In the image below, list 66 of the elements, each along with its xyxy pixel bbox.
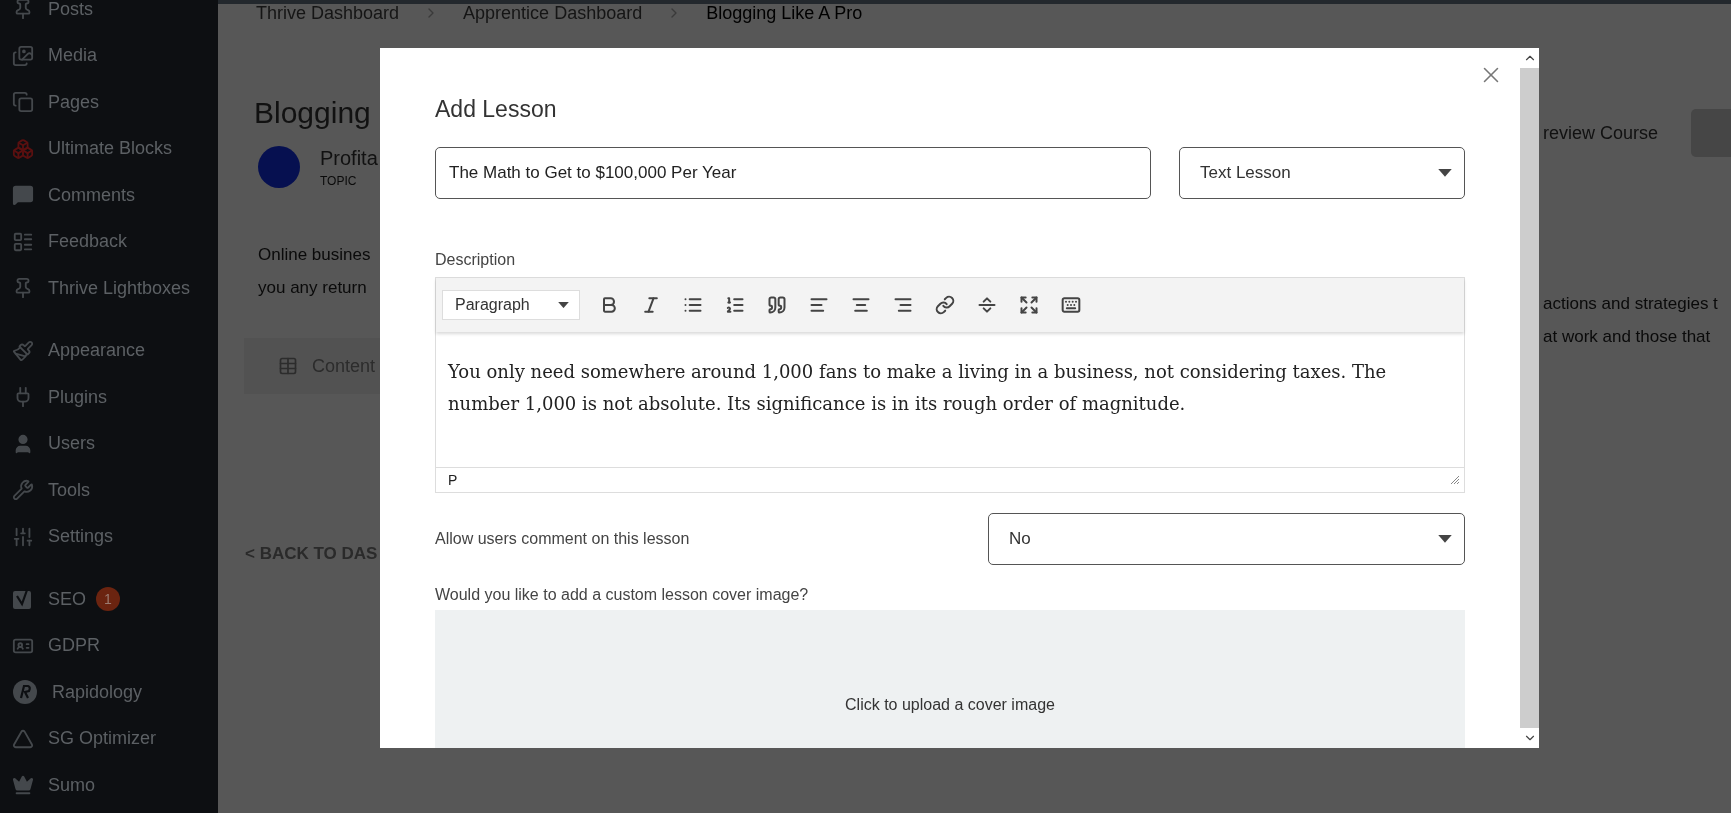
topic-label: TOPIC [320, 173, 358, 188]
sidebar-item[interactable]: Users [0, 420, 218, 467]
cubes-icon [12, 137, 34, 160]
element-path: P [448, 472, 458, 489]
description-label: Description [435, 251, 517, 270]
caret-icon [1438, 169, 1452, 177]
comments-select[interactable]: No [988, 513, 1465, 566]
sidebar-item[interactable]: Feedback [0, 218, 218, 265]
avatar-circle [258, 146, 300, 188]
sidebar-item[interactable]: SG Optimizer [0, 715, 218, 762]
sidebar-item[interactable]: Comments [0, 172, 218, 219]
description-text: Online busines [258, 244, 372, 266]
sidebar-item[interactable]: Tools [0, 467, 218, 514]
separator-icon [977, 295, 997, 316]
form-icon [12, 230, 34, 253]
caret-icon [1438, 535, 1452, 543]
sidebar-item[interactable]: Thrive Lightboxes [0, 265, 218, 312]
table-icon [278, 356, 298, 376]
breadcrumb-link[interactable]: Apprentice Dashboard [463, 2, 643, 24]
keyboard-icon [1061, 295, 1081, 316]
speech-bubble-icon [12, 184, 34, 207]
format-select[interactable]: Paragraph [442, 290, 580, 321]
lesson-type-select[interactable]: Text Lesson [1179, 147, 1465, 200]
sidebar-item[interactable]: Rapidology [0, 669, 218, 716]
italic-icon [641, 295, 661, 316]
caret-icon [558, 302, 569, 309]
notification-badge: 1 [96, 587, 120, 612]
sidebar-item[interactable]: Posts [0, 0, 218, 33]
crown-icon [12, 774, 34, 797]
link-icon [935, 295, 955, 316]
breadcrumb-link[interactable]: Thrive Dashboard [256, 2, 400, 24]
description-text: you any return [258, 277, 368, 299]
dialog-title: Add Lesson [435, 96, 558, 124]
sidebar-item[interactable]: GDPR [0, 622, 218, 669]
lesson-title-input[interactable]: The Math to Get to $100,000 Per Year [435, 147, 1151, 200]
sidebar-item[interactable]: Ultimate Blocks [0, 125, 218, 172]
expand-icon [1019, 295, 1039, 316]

### What this task involves
Rewrite the records above with "caret-icon" swapped for "chevron-icon" throughout, keeping everything else the same. Leave out the pictures.

### Full solution
In the image below, list 66 of the elements, each along with its xyxy pixel bbox.
topic-label: TOPIC [320, 173, 358, 188]
sidebar-item[interactable]: Users [0, 420, 218, 467]
cubes-icon [12, 137, 34, 160]
element-path: P [448, 472, 458, 489]
description-label: Description [435, 251, 517, 270]
chevron-icon [1438, 169, 1452, 177]
comments-select[interactable]: No [988, 513, 1465, 566]
sidebar-item[interactable]: Feedback [0, 218, 218, 265]
avatar-circle [258, 146, 300, 188]
sidebar-item[interactable]: SG Optimizer [0, 715, 218, 762]
sidebar-item[interactable]: Comments [0, 172, 218, 219]
description-text: Online busines [258, 244, 372, 266]
sidebar-item[interactable]: Tools [0, 467, 218, 514]
separator-icon [977, 295, 997, 316]
form-icon [12, 230, 34, 253]
chevron-icon [1438, 535, 1452, 543]
sidebar-item[interactable]: Thrive Lightboxes [0, 265, 218, 312]
table-icon [278, 356, 298, 376]
breadcrumb-link[interactable]: Apprentice Dashboard [463, 2, 643, 24]
keyboard-icon [1061, 295, 1081, 316]
speech-bubble-icon [12, 184, 34, 207]
format-select[interactable]: Paragraph [442, 290, 580, 321]
lesson-type-select[interactable]: Text Lesson [1179, 147, 1465, 200]
sidebar-item[interactable]: Rapidology [0, 669, 218, 716]
italic-icon [641, 295, 661, 316]
chevron-icon [558, 302, 569, 309]
notification-badge: 1 [96, 587, 120, 612]
sidebar-item[interactable]: Posts [0, 0, 218, 33]
crown-icon [12, 774, 34, 797]
link-icon [935, 295, 955, 316]
breadcrumb-link[interactable]: Thrive Dashboard [256, 2, 400, 24]
description-text: you any return [258, 277, 368, 299]
dialog-title: Add Lesson [435, 96, 558, 124]
sidebar-item[interactable]: GDPR [0, 622, 218, 669]
lesson-title-input[interactable]: The Math to Get to $100,000 Per Year [435, 147, 1151, 200]
sidebar-item[interactable]: Ultimate Blocks [0, 125, 218, 172]
expand-icon [1019, 295, 1039, 316]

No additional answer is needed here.